GIVEN TASK: Locate every line in the records below that holds the word "args" and return each one.

Begin SUPPLIED RECORDS

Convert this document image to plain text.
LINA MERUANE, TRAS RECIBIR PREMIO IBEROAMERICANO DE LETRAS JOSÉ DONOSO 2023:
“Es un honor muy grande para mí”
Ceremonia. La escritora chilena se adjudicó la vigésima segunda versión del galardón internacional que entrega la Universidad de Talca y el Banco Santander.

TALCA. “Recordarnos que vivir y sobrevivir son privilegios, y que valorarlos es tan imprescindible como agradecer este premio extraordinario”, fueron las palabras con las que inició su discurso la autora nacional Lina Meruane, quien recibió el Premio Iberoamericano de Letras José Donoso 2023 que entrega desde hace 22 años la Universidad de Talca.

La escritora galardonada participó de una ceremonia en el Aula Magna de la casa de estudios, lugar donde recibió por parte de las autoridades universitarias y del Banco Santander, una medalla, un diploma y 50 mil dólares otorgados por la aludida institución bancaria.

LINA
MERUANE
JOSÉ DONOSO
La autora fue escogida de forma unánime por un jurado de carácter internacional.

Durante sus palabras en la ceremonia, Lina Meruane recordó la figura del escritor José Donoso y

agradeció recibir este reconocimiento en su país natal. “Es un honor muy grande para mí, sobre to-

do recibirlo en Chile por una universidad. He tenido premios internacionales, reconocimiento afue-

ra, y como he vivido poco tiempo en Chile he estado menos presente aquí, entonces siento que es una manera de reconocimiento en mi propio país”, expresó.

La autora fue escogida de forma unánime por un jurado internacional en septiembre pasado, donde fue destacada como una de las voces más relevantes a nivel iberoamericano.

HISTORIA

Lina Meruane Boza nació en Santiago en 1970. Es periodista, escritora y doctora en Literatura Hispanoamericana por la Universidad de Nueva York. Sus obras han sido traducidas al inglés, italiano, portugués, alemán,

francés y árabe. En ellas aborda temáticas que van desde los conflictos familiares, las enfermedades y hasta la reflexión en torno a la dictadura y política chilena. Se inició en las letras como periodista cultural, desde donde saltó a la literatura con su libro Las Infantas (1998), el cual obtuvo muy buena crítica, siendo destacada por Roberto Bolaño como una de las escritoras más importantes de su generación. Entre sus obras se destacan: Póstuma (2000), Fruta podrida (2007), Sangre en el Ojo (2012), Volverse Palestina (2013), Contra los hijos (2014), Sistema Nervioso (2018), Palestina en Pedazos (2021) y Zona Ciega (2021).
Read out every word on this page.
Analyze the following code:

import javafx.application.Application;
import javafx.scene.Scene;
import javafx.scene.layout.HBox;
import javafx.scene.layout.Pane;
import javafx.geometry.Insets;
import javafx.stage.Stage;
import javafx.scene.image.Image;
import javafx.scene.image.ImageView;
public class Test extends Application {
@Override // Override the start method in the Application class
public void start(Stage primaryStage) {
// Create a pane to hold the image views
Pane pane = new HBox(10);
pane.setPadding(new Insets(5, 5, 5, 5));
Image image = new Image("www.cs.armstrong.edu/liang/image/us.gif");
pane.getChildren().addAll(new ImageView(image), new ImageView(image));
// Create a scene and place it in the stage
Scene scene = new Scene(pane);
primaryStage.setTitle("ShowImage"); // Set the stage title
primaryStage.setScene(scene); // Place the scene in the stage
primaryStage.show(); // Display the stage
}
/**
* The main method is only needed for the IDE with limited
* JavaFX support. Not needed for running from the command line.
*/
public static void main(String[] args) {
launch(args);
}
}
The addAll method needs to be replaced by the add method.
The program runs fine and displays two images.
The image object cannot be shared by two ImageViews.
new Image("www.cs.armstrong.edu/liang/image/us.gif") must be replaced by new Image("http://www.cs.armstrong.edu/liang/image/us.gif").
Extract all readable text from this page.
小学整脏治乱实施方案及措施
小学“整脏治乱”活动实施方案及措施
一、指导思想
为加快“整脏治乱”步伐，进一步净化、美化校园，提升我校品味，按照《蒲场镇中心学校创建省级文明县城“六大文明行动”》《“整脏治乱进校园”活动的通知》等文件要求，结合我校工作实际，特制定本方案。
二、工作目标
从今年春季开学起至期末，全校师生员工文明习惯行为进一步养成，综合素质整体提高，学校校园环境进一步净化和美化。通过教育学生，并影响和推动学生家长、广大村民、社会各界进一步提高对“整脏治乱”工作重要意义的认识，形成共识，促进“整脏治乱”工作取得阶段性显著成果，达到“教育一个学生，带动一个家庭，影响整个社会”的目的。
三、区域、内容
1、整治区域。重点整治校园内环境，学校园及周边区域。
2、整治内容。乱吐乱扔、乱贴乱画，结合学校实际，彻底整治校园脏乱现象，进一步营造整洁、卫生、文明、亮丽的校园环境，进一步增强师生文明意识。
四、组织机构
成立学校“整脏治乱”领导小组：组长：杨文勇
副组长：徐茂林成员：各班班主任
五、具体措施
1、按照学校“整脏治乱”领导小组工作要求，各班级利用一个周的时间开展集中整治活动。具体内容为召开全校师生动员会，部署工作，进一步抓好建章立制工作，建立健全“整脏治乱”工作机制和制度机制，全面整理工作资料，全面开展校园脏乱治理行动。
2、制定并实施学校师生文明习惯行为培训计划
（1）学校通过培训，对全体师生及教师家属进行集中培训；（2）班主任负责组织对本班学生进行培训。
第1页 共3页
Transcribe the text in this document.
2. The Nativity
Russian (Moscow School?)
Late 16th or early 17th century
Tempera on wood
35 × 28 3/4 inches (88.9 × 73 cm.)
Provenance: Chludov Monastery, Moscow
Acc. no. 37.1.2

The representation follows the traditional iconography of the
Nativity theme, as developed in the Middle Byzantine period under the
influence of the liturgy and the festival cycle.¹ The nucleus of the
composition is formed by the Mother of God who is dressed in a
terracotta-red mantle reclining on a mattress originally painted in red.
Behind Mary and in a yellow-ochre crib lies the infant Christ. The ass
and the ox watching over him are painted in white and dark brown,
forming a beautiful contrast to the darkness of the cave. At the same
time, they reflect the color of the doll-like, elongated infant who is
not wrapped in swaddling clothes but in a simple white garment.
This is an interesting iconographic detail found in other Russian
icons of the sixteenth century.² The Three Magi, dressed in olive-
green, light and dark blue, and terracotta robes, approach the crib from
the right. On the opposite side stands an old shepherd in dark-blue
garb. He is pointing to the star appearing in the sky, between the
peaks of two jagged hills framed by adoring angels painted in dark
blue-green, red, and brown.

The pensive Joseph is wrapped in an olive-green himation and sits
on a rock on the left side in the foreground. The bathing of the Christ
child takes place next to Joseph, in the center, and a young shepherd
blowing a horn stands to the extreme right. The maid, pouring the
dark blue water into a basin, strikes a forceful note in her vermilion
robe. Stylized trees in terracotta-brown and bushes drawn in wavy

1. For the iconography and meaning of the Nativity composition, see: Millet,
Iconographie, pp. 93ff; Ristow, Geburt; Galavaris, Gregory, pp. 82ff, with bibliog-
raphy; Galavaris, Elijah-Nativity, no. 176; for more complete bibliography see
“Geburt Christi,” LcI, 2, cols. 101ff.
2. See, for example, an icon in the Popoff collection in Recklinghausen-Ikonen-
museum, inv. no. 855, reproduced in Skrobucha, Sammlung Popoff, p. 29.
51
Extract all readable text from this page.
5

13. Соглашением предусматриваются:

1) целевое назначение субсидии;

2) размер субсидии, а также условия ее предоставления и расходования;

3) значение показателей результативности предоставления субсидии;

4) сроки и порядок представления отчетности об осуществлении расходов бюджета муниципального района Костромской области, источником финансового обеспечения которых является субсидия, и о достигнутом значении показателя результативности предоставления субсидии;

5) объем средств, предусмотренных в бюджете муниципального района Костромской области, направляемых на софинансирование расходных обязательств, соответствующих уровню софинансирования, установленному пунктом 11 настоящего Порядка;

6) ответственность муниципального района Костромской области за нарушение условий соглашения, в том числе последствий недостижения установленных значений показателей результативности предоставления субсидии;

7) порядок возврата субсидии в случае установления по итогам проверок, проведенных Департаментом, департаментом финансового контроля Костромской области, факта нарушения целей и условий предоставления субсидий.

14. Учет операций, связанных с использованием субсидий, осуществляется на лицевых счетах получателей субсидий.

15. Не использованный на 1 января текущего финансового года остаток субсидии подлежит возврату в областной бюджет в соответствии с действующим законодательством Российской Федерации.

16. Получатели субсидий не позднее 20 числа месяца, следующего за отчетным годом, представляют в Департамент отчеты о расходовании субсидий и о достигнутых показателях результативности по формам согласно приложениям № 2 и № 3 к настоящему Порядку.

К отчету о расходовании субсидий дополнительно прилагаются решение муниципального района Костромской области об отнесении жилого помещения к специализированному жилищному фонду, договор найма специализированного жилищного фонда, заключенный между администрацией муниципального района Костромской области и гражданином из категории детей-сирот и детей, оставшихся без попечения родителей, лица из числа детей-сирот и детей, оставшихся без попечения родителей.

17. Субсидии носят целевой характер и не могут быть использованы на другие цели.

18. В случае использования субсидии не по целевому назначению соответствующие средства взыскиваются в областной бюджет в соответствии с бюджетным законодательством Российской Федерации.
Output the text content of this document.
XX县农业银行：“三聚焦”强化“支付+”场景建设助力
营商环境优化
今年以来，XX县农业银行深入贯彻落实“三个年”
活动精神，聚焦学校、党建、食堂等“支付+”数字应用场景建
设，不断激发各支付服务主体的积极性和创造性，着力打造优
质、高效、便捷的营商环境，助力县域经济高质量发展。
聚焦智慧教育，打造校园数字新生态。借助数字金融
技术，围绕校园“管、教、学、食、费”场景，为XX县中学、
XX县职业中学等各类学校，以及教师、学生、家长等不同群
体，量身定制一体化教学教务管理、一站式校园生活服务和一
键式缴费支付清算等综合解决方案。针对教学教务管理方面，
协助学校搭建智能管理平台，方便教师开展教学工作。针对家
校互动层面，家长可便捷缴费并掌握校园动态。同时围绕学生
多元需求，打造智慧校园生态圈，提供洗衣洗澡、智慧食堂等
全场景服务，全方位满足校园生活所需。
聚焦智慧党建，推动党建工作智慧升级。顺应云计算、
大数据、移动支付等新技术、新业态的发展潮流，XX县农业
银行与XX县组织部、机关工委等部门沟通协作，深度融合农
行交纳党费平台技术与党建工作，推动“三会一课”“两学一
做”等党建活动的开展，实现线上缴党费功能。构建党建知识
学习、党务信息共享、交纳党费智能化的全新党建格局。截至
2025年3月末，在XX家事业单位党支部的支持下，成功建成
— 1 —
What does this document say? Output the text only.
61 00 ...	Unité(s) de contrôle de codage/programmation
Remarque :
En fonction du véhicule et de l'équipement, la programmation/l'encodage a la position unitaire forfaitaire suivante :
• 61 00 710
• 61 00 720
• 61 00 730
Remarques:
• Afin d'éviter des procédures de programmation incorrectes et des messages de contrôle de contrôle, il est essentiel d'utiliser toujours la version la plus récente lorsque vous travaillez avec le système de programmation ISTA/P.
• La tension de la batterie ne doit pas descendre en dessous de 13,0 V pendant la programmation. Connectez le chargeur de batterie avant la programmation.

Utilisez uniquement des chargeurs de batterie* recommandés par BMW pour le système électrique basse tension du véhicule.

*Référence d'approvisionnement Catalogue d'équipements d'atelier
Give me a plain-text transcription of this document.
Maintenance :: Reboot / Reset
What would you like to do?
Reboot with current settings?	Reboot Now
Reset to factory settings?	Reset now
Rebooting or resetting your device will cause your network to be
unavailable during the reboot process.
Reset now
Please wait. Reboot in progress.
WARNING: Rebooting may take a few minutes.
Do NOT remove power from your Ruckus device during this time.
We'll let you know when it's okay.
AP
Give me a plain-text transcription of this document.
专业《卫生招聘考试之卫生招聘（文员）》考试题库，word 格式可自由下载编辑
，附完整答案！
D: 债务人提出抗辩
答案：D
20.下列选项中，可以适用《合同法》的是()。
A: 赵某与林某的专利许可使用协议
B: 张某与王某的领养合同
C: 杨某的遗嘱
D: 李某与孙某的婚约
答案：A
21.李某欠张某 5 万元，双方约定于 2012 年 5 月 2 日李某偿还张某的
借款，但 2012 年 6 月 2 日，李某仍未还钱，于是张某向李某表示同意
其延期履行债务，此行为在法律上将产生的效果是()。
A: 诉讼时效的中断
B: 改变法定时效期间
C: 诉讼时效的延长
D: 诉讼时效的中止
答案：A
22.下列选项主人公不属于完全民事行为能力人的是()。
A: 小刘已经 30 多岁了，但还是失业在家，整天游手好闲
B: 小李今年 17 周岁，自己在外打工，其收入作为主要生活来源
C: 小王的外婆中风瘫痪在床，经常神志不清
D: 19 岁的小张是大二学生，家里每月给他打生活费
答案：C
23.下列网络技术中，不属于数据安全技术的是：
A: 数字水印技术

End SUPPLIED RECORDS

RESPONSE:
public static void main(String[] args) {
launch(args);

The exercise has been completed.